--- start of Given data ---

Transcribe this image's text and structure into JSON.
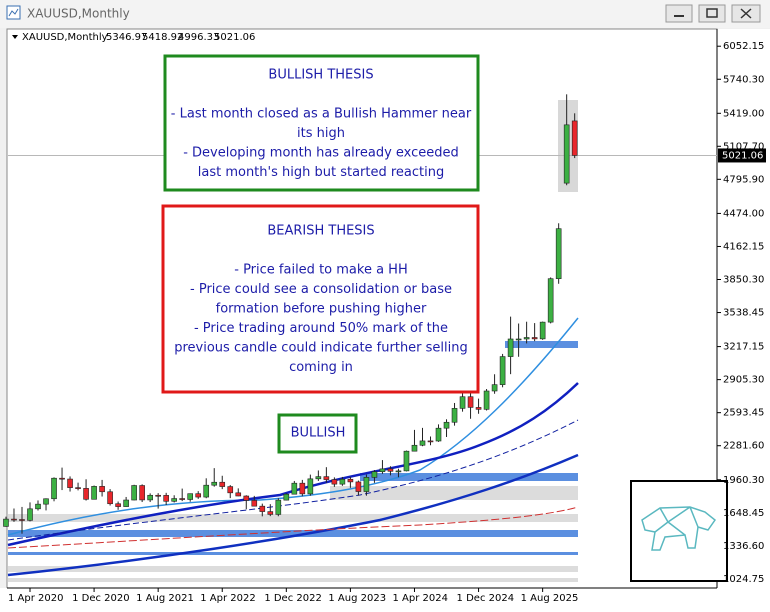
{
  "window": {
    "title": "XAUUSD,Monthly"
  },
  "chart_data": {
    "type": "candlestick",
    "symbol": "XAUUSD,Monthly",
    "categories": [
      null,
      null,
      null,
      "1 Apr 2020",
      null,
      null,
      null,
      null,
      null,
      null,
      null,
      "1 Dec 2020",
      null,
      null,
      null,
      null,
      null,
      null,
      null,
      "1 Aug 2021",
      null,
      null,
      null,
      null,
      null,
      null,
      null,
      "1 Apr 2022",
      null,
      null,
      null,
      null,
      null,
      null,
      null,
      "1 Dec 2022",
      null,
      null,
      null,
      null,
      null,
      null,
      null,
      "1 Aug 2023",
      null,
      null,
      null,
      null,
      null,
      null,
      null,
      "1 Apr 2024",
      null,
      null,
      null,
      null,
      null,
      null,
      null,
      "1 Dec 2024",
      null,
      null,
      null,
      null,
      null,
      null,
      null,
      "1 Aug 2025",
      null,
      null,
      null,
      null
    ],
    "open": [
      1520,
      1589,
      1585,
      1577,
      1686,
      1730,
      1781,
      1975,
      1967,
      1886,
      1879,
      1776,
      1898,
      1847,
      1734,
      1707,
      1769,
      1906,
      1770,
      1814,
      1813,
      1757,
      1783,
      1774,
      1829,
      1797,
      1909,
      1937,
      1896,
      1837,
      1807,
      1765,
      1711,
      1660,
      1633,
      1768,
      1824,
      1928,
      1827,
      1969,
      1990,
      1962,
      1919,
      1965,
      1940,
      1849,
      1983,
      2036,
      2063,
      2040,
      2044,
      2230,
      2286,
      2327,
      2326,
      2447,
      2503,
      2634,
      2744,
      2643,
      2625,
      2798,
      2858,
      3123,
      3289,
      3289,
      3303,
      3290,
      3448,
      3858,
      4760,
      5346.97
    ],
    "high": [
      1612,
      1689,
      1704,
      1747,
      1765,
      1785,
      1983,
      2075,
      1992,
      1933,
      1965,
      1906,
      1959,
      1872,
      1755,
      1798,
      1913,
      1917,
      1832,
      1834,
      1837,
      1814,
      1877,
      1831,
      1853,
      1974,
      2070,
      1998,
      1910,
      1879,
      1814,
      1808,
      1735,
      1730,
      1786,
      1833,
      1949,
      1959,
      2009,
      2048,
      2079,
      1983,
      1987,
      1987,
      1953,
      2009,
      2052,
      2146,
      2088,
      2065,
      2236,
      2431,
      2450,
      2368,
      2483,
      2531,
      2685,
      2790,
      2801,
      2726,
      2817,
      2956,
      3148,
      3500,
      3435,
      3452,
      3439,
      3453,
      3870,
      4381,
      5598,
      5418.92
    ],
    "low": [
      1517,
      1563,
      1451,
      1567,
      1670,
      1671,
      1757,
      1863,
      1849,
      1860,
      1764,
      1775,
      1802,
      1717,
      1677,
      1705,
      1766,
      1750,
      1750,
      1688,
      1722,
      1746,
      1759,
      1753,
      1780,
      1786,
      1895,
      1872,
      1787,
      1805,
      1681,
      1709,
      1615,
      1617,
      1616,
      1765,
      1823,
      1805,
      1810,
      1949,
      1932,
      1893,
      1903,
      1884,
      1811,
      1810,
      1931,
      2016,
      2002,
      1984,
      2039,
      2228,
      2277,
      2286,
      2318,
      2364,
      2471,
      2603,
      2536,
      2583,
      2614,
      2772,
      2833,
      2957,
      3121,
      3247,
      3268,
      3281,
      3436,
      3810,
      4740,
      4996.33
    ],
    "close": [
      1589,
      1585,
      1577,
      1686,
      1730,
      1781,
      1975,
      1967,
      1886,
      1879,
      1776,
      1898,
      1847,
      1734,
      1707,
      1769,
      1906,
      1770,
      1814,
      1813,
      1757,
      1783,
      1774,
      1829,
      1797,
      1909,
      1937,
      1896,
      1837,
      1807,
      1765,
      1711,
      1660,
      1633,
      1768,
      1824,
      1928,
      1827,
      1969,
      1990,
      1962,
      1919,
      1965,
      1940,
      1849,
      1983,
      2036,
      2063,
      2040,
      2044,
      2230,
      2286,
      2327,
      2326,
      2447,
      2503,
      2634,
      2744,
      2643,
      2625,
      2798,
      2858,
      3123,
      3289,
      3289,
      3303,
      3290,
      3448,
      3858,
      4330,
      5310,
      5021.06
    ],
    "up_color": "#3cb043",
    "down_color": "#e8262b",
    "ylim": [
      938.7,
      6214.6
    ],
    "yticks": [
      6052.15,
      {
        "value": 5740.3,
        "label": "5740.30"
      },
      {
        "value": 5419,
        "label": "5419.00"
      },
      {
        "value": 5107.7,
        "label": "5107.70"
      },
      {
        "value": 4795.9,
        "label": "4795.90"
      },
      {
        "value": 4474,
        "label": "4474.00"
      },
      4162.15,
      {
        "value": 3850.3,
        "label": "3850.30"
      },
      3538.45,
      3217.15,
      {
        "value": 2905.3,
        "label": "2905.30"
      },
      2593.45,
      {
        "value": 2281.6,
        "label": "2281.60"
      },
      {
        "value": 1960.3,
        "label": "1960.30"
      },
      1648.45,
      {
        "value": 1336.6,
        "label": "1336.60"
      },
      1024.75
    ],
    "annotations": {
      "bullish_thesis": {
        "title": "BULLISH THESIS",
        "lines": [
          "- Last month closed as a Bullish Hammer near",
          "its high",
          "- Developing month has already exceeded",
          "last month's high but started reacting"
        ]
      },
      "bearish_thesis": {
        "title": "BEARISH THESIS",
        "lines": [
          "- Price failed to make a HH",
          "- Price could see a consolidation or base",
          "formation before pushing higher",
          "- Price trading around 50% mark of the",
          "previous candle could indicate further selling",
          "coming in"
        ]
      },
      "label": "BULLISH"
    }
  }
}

--- end of Given data ---

Exercise aim
Above are records with pictures; repeat the records exactly and leave the pictures out.

Completed task
Transcribe this image's text and structure into JSON.
{
  "window": {
    "title": "XAUUSD,Monthly"
  },
  "chart_data": {
    "type": "candlestick",
    "symbol": "XAUUSD,Monthly",
    "categories": [
      null,
      null,
      null,
      "1 Apr 2020",
      null,
      null,
      null,
      null,
      null,
      null,
      null,
      "1 Dec 2020",
      null,
      null,
      null,
      null,
      null,
      null,
      null,
      "1 Aug 2021",
      null,
      null,
      null,
      null,
      null,
      null,
      null,
      "1 Apr 2022",
      null,
      null,
      null,
      null,
      null,
      null,
      null,
      "1 Dec 2022",
      null,
      null,
      null,
      null,
      null,
      null,
      null,
      "1 Aug 2023",
      null,
      null,
      null,
      null,
      null,
      null,
      null,
      "1 Apr 2024",
      null,
      null,
      null,
      null,
      null,
      null,
      null,
      "1 Dec 2024",
      null,
      null,
      null,
      null,
      null,
      null,
      null,
      "1 Aug 2025",
      null,
      null,
      null,
      null
    ],
    "open": [
      1520,
      1589,
      1585,
      1577,
      1686,
      1730,
      1781,
      1975,
      1967,
      1886,
      1879,
      1776,
      1898,
      1847,
      1734,
      1707,
      1769,
      1906,
      1770,
      1814,
      1813,
      1757,
      1783,
      1774,
      1829,
      1797,
      1909,
      1937,
      1896,
      1837,
      1807,
      1765,
      1711,
      1660,
      1633,
      1768,
      1824,
      1928,
      1827,
      1969,
      1990,
      1962,
      1919,
      1965,
      1940,
      1849,
      1983,
      2036,
      2063,
      2040,
      2044,
      2230,
      2286,
      2327,
      2326,
      2447,
      2503,
      2634,
      2744,
      2643,
      2625,
      2798,
      2858,
      3123,
      3289,
      3289,
      3303,
      3290,
      3448,
      3858,
      4760,
      5346.97
    ],
    "high": [
      1612,
      1689,
      1704,
      1747,
      1765,
      1785,
      1983,
      2075,
      1992,
      1933,
      1965,
      1906,
      1959,
      1872,
      1755,
      1798,
      1913,
      1917,
      1832,
      1834,
      1837,
      1814,
      1877,
      1831,
      1853,
      1974,
      2070,
      1998,
      1910,
      1879,
      1814,
      1808,
      1735,
      1730,
      1786,
      1833,
      1949,
      1959,
      2009,
      2048,
      2079,
      1983,
      1987,
      1987,
      1953,
      2009,
      2052,
      2146,
      2088,
      2065,
      2236,
      2431,
      2450,
      2368,
      2483,
      2531,
      2685,
      2790,
      2801,
      2726,
      2817,
      2956,
      3148,
      3500,
      3435,
      3452,
      3439,
      3453,
      3870,
      4381,
      5598,
      5418.92
    ],
    "low": [
      1517,
      1563,
      1451,
      1567,
      1670,
      1671,
      1757,
      1863,
      1849,
      1860,
      1764,
      1775,
      1802,
      1717,
      1677,
      1705,
      1766,
      1750,
      1750,
      1688,
      1722,
      1746,
      1759,
      1753,
      1780,
      1786,
      1895,
      1872,
      1787,
      1805,
      1681,
      1709,
      1615,
      1617,
      1616,
      1765,
      1823,
      1805,
      1810,
      1949,
      1932,
      1893,
      1903,
      1884,
      1811,
      1810,
      1931,
      2016,
      2002,
      1984,
      2039,
      2228,
      2277,
      2286,
      2318,
      2364,
      2471,
      2603,
      2536,
      2583,
      2614,
      2772,
      2833,
      2957,
      3121,
      3247,
      3268,
      3281,
      3436,
      3810,
      4740,
      4996.33
    ],
    "close": [
      1589,
      1585,
      1577,
      1686,
      1730,
      1781,
      1975,
      1967,
      1886,
      1879,
      1776,
      1898,
      1847,
      1734,
      1707,
      1769,
      1906,
      1770,
      1814,
      1813,
      1757,
      1783,
      1774,
      1829,
      1797,
      1909,
      1937,
      1896,
      1837,
      1807,
      1765,
      1711,
      1660,
      1633,
      1768,
      1824,
      1928,
      1827,
      1969,
      1990,
      1962,
      1919,
      1965,
      1940,
      1849,
      1983,
      2036,
      2063,
      2040,
      2044,
      2230,
      2286,
      2327,
      2326,
      2447,
      2503,
      2634,
      2744,
      2643,
      2625,
      2798,
      2858,
      3123,
      3289,
      3289,
      3303,
      3290,
      3448,
      3858,
      4330,
      5310,
      5021.06
    ],
    "up_color": "#3cb043",
    "down_color": "#e8262b",
    "ylim": [
      938.7,
      6214.6
    ],
    "yticks": [
      6052.15,
      {
        "value": 5740.3,
        "label": "5740.30"
      },
      {
        "value": 5419,
        "label": "5419.00"
      },
      {
        "value": 5107.7,
        "label": "5107.70"
      },
      {
        "value": 4795.9,
        "label": "4795.90"
      },
      {
        "value": 4474,
        "label": "4474.00"
      },
      4162.15,
      {
        "value": 3850.3,
        "label": "3850.30"
      },
      3538.45,
      3217.15,
      {
        "value": 2905.3,
        "label": "2905.30"
      },
      2593.45,
      {
        "value": 2281.6,
        "label": "2281.60"
      },
      {
        "value": 1960.3,
        "label": "1960.30"
      },
      1648.45,
      {
        "value": 1336.6,
        "label": "1336.60"
      },
      1024.75
    ],
    "annotations": {
      "bullish_thesis": {
        "title": "BULLISH THESIS",
        "lines": [
          "- Last month closed as a Bullish Hammer near",
          "its high",
          "- Developing month has already exceeded",
          "last month's high but started reacting"
        ]
      },
      "bearish_thesis": {
        "title": "BEARISH THESIS",
        "lines": [
          "- Price failed to make a HH",
          "- Price could see a consolidation or base",
          "formation before pushing higher",
          "- Price trading around 50% mark of the",
          "previous candle could indicate further selling",
          "coming in"
        ]
      },
      "label": "BULLISH"
    }
  }
}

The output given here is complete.